Stored items:
## START

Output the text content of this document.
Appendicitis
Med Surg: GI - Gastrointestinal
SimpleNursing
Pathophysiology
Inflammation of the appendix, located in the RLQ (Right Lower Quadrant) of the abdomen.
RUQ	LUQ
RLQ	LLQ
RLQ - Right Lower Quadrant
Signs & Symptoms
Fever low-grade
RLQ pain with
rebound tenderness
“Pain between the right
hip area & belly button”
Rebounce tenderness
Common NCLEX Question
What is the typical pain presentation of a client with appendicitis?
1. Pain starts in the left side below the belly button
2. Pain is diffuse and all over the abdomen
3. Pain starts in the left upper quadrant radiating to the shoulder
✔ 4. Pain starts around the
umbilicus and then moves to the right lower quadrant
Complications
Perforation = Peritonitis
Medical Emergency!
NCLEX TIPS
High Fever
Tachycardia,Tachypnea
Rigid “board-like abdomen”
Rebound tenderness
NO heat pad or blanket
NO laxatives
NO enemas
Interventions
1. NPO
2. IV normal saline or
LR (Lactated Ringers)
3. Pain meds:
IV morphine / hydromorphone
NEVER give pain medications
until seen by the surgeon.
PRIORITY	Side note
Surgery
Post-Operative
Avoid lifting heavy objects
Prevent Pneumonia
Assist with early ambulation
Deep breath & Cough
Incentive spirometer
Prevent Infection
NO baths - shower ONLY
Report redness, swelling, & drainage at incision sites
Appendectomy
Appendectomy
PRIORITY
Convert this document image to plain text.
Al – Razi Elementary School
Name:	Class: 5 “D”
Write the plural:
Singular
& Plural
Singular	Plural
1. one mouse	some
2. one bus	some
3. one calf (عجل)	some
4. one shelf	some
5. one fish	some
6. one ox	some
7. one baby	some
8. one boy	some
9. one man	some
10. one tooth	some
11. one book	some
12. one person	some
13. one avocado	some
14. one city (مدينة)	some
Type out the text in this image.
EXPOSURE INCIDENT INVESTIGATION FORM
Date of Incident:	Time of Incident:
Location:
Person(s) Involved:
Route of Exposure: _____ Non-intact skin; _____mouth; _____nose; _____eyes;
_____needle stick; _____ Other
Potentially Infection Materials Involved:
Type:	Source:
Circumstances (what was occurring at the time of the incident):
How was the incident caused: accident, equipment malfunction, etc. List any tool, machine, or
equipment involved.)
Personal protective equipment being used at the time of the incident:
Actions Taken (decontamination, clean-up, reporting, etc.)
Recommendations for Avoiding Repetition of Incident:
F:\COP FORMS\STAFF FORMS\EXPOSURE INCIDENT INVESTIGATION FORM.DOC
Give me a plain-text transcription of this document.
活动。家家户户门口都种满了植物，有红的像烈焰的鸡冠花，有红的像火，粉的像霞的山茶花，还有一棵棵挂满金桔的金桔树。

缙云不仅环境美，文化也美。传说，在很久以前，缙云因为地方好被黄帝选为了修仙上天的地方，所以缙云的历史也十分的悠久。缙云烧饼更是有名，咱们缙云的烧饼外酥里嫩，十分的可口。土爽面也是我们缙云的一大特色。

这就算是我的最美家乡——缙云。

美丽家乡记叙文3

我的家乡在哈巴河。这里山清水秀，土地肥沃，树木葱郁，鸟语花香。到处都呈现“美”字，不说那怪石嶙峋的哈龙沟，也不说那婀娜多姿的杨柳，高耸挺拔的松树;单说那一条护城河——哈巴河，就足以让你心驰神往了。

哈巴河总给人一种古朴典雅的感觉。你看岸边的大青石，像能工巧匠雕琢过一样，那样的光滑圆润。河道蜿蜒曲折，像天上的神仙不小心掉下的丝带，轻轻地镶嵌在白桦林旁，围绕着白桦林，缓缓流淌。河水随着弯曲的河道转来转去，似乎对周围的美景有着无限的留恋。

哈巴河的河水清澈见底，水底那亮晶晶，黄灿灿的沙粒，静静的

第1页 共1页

## END

Short task: Exactly how many lines contain "this"? State the number and nothing else.

Exercise response: 4